• _Work to complete_
Faithfully return all lines, omitting every embedded picture.

----- Records for the exercise

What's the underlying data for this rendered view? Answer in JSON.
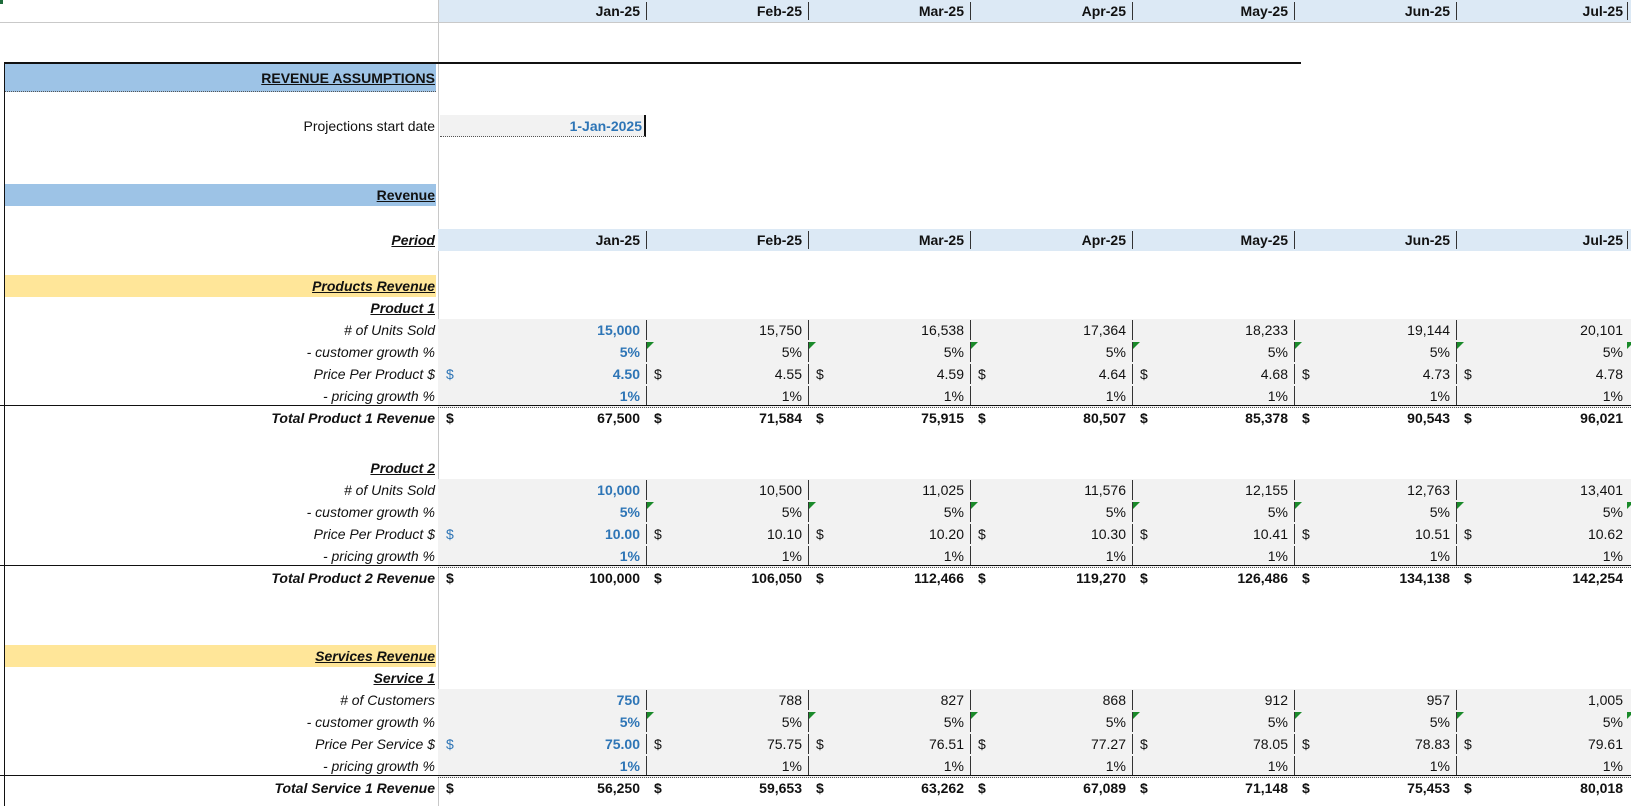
{
  "months": [
    "Jan-25",
    "Feb-25",
    "Mar-25",
    "Apr-25",
    "May-25",
    "Jun-25",
    "Jul-25"
  ],
  "section_title": "REVENUE ASSUMPTIONS",
  "start_date": {
    "label": "Projections  start date",
    "value": "1-Jan-2025"
  },
  "revenue_title": "Revenue",
  "period_label": "Period",
  "products_revenue_label": "Products Revenue",
  "services_revenue_label": "Services Revenue",
  "currency": "$",
  "product1": {
    "title": "Product 1",
    "units_label": "# of Units Sold",
    "units": [
      "15,000",
      "15,750",
      "16,538",
      "17,364",
      "18,233",
      "19,144",
      "20,101"
    ],
    "cust_growth_label": "- customer growth %",
    "cust_growth": [
      "5%",
      "5%",
      "5%",
      "5%",
      "5%",
      "5%",
      "5%"
    ],
    "price_label": "Price Per Product $",
    "price": [
      "4.50",
      "4.55",
      "4.59",
      "4.64",
      "4.68",
      "4.73",
      "4.78"
    ],
    "price_growth_label": "- pricing growth %",
    "price_growth": [
      "1%",
      "1%",
      "1%",
      "1%",
      "1%",
      "1%",
      "1%"
    ],
    "total_label": "Total Product 1 Revenue",
    "total": [
      "67,500",
      "71,584",
      "75,915",
      "80,507",
      "85,378",
      "90,543",
      "96,021"
    ]
  },
  "product2": {
    "title": "Product 2",
    "units_label": "# of Units Sold",
    "units": [
      "10,000",
      "10,500",
      "11,025",
      "11,576",
      "12,155",
      "12,763",
      "13,401"
    ],
    "cust_growth_label": "- customer growth %",
    "cust_growth": [
      "5%",
      "5%",
      "5%",
      "5%",
      "5%",
      "5%",
      "5%"
    ],
    "price_label": "Price Per Product $",
    "price": [
      "10.00",
      "10.10",
      "10.20",
      "10.30",
      "10.41",
      "10.51",
      "10.62"
    ],
    "price_growth_label": "- pricing growth %",
    "price_growth": [
      "1%",
      "1%",
      "1%",
      "1%",
      "1%",
      "1%",
      "1%"
    ],
    "total_label": "Total Product 2 Revenue",
    "total": [
      "100,000",
      "106,050",
      "112,466",
      "119,270",
      "126,486",
      "134,138",
      "142,254"
    ]
  },
  "service1": {
    "title": "Service 1",
    "units_label": "# of Customers",
    "units": [
      "750",
      "788",
      "827",
      "868",
      "912",
      "957",
      "1,005"
    ],
    "cust_growth_label": "- customer growth %",
    "cust_growth": [
      "5%",
      "5%",
      "5%",
      "5%",
      "5%",
      "5%",
      "5%"
    ],
    "price_label": "Price Per Service $",
    "price": [
      "75.00",
      "75.75",
      "76.51",
      "77.27",
      "78.05",
      "78.83",
      "79.61"
    ],
    "price_growth_label": "- pricing growth %",
    "price_growth": [
      "1%",
      "1%",
      "1%",
      "1%",
      "1%",
      "1%",
      "1%"
    ],
    "total_label": "Total Service 1 Revenue",
    "total": [
      "56,250",
      "59,653",
      "63,262",
      "67,089",
      "71,148",
      "75,453",
      "80,018"
    ]
  },
  "colors": {
    "header_band": "#dce9f5",
    "section_band": "#9dc3e6",
    "yellow_band": "#ffe699",
    "input_blue": "#2e75b6",
    "flag_green": "#1a8a2a"
  }
}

----------

• _Solution for this task_
What's the underlying data for this rendered view? Answer in JSON.
{
  "months": [
    "Jan-25",
    "Feb-25",
    "Mar-25",
    "Apr-25",
    "May-25",
    "Jun-25",
    "Jul-25"
  ],
  "section_title": "REVENUE ASSUMPTIONS",
  "start_date": {
    "label": "Projections  start date",
    "value": "1-Jan-2025"
  },
  "revenue_title": "Revenue",
  "period_label": "Period",
  "products_revenue_label": "Products Revenue",
  "services_revenue_label": "Services Revenue",
  "currency": "$",
  "product1": {
    "title": "Product 1",
    "units_label": "# of Units Sold",
    "units": [
      "15,000",
      "15,750",
      "16,538",
      "17,364",
      "18,233",
      "19,144",
      "20,101"
    ],
    "cust_growth_label": "- customer growth %",
    "cust_growth": [
      "5%",
      "5%",
      "5%",
      "5%",
      "5%",
      "5%",
      "5%"
    ],
    "price_label": "Price Per Product $",
    "price": [
      "4.50",
      "4.55",
      "4.59",
      "4.64",
      "4.68",
      "4.73",
      "4.78"
    ],
    "price_growth_label": "- pricing growth %",
    "price_growth": [
      "1%",
      "1%",
      "1%",
      "1%",
      "1%",
      "1%",
      "1%"
    ],
    "total_label": "Total Product 1 Revenue",
    "total": [
      "67,500",
      "71,584",
      "75,915",
      "80,507",
      "85,378",
      "90,543",
      "96,021"
    ]
  },
  "product2": {
    "title": "Product 2",
    "units_label": "# of Units Sold",
    "units": [
      "10,000",
      "10,500",
      "11,025",
      "11,576",
      "12,155",
      "12,763",
      "13,401"
    ],
    "cust_growth_label": "- customer growth %",
    "cust_growth": [
      "5%",
      "5%",
      "5%",
      "5%",
      "5%",
      "5%",
      "5%"
    ],
    "price_label": "Price Per Product $",
    "price": [
      "10.00",
      "10.10",
      "10.20",
      "10.30",
      "10.41",
      "10.51",
      "10.62"
    ],
    "price_growth_label": "- pricing growth %",
    "price_growth": [
      "1%",
      "1%",
      "1%",
      "1%",
      "1%",
      "1%",
      "1%"
    ],
    "total_label": "Total Product 2 Revenue",
    "total": [
      "100,000",
      "106,050",
      "112,466",
      "119,270",
      "126,486",
      "134,138",
      "142,254"
    ]
  },
  "service1": {
    "title": "Service 1",
    "units_label": "# of Customers",
    "units": [
      "750",
      "788",
      "827",
      "868",
      "912",
      "957",
      "1,005"
    ],
    "cust_growth_label": "- customer growth %",
    "cust_growth": [
      "5%",
      "5%",
      "5%",
      "5%",
      "5%",
      "5%",
      "5%"
    ],
    "price_label": "Price Per Service $",
    "price": [
      "75.00",
      "75.75",
      "76.51",
      "77.27",
      "78.05",
      "78.83",
      "79.61"
    ],
    "price_growth_label": "- pricing growth %",
    "price_growth": [
      "1%",
      "1%",
      "1%",
      "1%",
      "1%",
      "1%",
      "1%"
    ],
    "total_label": "Total Service 1 Revenue",
    "total": [
      "56,250",
      "59,653",
      "63,262",
      "67,089",
      "71,148",
      "75,453",
      "80,018"
    ]
  },
  "colors": {
    "header_band": "#dce9f5",
    "section_band": "#9dc3e6",
    "yellow_band": "#ffe699",
    "input_blue": "#2e75b6",
    "flag_green": "#1a8a2a"
  }
}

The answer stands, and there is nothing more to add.